What this task involves – Would you extract the whole listing below and retype it exactly?

Dataset records –
* * * * *
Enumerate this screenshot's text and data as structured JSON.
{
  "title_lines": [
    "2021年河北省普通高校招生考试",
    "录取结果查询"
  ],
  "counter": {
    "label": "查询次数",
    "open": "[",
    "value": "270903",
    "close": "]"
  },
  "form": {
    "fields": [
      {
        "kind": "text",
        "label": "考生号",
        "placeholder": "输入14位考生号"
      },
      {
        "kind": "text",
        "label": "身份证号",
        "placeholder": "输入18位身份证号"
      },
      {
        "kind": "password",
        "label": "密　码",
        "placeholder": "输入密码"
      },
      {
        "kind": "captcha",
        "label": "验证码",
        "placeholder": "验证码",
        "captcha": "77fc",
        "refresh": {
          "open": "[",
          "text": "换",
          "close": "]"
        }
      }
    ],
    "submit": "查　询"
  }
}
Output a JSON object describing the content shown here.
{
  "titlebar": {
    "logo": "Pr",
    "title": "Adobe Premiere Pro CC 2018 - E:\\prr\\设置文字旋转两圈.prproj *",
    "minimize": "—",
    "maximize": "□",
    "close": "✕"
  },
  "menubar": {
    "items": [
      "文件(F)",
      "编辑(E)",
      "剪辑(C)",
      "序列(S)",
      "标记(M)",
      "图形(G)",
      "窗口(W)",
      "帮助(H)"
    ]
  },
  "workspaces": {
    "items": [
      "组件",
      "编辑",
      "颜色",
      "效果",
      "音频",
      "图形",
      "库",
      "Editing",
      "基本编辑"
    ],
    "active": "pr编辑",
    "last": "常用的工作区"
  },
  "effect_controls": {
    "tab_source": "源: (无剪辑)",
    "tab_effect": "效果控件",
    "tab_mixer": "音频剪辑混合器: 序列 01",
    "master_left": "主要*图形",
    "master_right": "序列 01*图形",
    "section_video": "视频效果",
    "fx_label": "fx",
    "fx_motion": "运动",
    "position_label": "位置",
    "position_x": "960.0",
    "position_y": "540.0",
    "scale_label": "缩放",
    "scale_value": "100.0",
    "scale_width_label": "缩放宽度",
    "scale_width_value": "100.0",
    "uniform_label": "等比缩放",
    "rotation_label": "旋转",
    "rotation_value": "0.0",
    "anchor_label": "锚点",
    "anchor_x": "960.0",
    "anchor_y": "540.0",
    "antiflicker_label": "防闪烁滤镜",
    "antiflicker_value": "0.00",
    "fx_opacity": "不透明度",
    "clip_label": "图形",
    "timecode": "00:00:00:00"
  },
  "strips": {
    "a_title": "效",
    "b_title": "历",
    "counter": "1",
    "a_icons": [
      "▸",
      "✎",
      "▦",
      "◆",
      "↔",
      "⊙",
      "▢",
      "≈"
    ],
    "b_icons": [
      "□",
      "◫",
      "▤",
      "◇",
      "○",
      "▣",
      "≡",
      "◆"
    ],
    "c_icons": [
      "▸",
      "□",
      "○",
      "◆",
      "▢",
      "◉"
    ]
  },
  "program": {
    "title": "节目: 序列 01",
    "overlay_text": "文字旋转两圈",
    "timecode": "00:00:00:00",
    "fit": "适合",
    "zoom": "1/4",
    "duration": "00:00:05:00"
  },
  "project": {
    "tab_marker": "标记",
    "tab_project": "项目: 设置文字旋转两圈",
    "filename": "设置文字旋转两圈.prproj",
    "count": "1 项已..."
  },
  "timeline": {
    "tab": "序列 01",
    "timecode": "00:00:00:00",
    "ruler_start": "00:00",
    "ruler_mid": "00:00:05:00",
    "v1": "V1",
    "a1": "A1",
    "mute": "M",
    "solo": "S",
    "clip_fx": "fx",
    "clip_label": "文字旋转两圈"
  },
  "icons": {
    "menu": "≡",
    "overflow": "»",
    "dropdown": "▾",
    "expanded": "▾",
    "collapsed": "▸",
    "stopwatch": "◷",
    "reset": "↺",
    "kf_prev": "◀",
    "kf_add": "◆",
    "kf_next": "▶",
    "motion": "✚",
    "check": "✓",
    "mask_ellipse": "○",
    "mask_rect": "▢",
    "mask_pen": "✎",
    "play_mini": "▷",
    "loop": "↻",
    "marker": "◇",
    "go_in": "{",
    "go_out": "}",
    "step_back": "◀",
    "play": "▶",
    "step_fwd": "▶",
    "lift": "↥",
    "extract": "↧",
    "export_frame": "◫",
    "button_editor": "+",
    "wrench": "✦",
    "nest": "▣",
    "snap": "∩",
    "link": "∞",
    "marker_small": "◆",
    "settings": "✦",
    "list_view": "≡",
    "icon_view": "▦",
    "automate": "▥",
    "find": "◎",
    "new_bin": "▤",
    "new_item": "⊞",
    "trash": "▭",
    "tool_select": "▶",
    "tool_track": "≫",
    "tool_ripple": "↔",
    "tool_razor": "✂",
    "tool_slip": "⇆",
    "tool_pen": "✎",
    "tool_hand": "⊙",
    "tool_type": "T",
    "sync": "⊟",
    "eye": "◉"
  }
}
* * * * *
Written solution –
Enumerate this screenshot's text and data as structured JSON.
{
  "title_lines": [
    "2021年河北省普通高校招生考试",
    "录取结果查询"
  ],
  "counter": {
    "label": "查询次数",
    "open": "[",
    "value": "270903",
    "close": "]"
  },
  "form": {
    "fields": [
      {
        "kind": "text",
        "label": "考生号",
        "placeholder": "输入14位考生号"
      },
      {
        "kind": "text",
        "label": "身份证号",
        "placeholder": "输入18位身份证号"
      },
      {
        "kind": "password",
        "label": "密　码",
        "placeholder": "输入密码"
      },
      {
        "kind": "captcha",
        "label": "验证码",
        "placeholder": "验证码",
        "captcha": "77fc",
        "refresh": {
          "open": "[",
          "text": "换",
          "close": "]"
        }
      }
    ],
    "submit": "查　询"
  }
}
Output a JSON object describing the content shown here.
{
  "titlebar": {
    "logo": "Pr",
    "title": "Adobe Premiere Pro CC 2018 - E:\\prr\\设置文字旋转两圈.prproj *",
    "minimize": "—",
    "maximize": "□",
    "close": "✕"
  },
  "menubar": {
    "items": [
      "文件(F)",
      "编辑(E)",
      "剪辑(C)",
      "序列(S)",
      "标记(M)",
      "图形(G)",
      "窗口(W)",
      "帮助(H)"
    ]
  },
  "workspaces": {
    "items": [
      "组件",
      "编辑",
      "颜色",
      "效果",
      "音频",
      "图形",
      "库",
      "Editing",
      "基本编辑"
    ],
    "active": "pr编辑",
    "last": "常用的工作区"
  },
  "effect_controls": {
    "tab_source": "源: (无剪辑)",
    "tab_effect": "效果控件",
    "tab_mixer": "音频剪辑混合器: 序列 01",
    "master_left": "主要*图形",
    "master_right": "序列 01*图形",
    "section_video": "视频效果",
    "fx_label": "fx",
    "fx_motion": "运动",
    "position_label": "位置",
    "position_x": "960.0",
    "position_y": "540.0",
    "scale_label": "缩放",
    "scale_value": "100.0",
    "scale_width_label": "缩放宽度",
    "scale_width_value": "100.0",
    "uniform_label": "等比缩放",
    "rotation_label": "旋转",
    "rotation_value": "0.0",
    "anchor_label": "锚点",
    "anchor_x": "960.0",
    "anchor_y": "540.0",
    "antiflicker_label": "防闪烁滤镜",
    "antiflicker_value": "0.00",
    "fx_opacity": "不透明度",
    "clip_label": "图形",
    "timecode": "00:00:00:00"
  },
  "strips": {
    "a_title": "效",
    "b_title": "历",
    "counter": "1",
    "a_icons": [
      "▸",
      "✎",
      "▦",
      "◆",
      "↔",
      "⊙",
      "▢",
      "≈"
    ],
    "b_icons": [
      "□",
      "◫",
      "▤",
      "◇",
      "○",
      "▣",
      "≡",
      "◆"
    ],
    "c_icons": [
      "▸",
      "□",
      "○",
      "◆",
      "▢",
      "◉"
    ]
  },
  "program": {
    "title": "节目: 序列 01",
    "overlay_text": "文字旋转两圈",
    "timecode": "00:00:00:00",
    "fit": "适合",
    "zoom": "1/4",
    "duration": "00:00:05:00"
  },
  "project": {
    "tab_marker": "标记",
    "tab_project": "项目: 设置文字旋转两圈",
    "filename": "设置文字旋转两圈.prproj",
    "count": "1 项已..."
  },
  "timeline": {
    "tab": "序列 01",
    "timecode": "00:00:00:00",
    "ruler_start": "00:00",
    "ruler_mid": "00:00:05:00",
    "v1": "V1",
    "a1": "A1",
    "mute": "M",
    "solo": "S",
    "clip_fx": "fx",
    "clip_label": "文字旋转两圈"
  },
  "icons": {
    "menu": "≡",
    "overflow": "»",
    "dropdown": "▾",
    "expanded": "▾",
    "collapsed": "▸",
    "stopwatch": "◷",
    "reset": "↺",
    "kf_prev": "◀",
    "kf_add": "◆",
    "kf_next": "▶",
    "motion": "✚",
    "check": "✓",
    "mask_ellipse": "○",
    "mask_rect": "▢",
    "mask_pen": "✎",
    "play_mini": "▷",
    "loop": "↻",
    "marker": "◇",
    "go_in": "{",
    "go_out": "}",
    "step_back": "◀",
    "play": "▶",
    "step_fwd": "▶",
    "lift": "↥",
    "extract": "↧",
    "export_frame": "◫",
    "button_editor": "+",
    "wrench": "✦",
    "nest": "▣",
    "snap": "∩",
    "link": "∞",
    "marker_small": "◆",
    "settings": "✦",
    "list_view": "≡",
    "icon_view": "▦",
    "automate": "▥",
    "find": "◎",
    "new_bin": "▤",
    "new_item": "⊞",
    "trash": "▭",
    "tool_select": "▶",
    "tool_track": "≫",
    "tool_ripple": "↔",
    "tool_razor": "✂",
    "tool_slip": "⇆",
    "tool_pen": "✎",
    "tool_hand": "⊙",
    "tool_type": "T",
    "sync": "⊟",
    "eye": "◉"
  }
}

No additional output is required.